** start **
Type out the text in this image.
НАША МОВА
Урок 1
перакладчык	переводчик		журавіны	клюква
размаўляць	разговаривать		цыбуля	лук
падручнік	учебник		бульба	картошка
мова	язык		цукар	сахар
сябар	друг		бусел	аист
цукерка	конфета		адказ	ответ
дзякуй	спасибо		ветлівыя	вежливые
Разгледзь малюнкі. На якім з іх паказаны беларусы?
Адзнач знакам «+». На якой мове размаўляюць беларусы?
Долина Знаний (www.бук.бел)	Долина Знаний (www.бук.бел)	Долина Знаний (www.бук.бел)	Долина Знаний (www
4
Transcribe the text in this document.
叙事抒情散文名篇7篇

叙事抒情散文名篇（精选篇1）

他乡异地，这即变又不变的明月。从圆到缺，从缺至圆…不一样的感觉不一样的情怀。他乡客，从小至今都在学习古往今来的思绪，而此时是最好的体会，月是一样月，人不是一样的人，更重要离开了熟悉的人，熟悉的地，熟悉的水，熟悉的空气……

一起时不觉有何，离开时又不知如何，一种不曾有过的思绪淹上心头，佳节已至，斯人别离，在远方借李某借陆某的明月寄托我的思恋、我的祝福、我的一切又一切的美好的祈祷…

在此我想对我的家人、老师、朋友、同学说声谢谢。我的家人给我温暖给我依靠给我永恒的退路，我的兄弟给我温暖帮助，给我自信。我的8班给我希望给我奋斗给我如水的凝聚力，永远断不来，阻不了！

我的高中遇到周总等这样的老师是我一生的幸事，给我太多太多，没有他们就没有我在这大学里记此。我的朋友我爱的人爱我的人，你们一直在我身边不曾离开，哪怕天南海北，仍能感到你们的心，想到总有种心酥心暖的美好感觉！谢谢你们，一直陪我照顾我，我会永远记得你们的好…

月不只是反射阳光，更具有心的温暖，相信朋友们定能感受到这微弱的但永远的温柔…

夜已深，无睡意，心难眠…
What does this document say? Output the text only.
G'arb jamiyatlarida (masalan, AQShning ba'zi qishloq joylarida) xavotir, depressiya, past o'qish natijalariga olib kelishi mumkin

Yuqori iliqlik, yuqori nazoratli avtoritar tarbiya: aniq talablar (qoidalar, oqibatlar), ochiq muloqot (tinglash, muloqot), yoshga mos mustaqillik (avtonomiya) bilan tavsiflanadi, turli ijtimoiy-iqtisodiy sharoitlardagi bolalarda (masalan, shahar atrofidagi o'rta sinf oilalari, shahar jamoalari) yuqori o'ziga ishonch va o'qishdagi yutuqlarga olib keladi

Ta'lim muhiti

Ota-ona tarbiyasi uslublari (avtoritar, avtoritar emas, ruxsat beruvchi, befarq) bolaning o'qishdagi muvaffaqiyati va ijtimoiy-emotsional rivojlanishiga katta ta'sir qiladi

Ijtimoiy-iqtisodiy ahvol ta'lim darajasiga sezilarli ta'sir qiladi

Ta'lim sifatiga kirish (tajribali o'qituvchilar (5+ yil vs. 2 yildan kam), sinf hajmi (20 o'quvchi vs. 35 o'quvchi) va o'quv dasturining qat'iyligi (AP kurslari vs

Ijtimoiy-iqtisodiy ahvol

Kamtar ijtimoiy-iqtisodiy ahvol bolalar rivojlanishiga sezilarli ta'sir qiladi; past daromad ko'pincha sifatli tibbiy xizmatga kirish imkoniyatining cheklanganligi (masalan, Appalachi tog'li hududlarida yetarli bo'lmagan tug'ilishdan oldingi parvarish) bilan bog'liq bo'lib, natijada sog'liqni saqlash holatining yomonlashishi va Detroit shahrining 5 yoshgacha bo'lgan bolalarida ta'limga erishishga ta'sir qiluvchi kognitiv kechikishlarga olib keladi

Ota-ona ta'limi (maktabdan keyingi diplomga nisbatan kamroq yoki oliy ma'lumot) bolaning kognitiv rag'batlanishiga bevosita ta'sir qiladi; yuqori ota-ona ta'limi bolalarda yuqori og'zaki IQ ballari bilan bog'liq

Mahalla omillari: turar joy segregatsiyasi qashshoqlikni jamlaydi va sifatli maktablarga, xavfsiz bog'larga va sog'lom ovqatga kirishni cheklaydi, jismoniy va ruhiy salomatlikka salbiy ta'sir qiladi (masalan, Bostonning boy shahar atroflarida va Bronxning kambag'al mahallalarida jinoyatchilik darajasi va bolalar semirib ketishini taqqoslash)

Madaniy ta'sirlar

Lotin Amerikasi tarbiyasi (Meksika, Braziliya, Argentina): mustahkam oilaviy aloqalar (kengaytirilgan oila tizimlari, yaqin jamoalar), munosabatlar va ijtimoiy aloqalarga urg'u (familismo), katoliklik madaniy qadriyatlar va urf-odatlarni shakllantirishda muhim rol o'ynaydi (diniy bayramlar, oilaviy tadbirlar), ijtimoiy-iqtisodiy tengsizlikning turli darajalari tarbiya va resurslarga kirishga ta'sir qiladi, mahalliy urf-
** end **
**What the task asks**. Lines from the records above that hold "беларусы" are the ones to list.

**Task answer**.
Разгледзь малюнкі. На якім з іх паказаны беларусы?
Адзнач знакам «+». На якой мове размаўляюць беларусы?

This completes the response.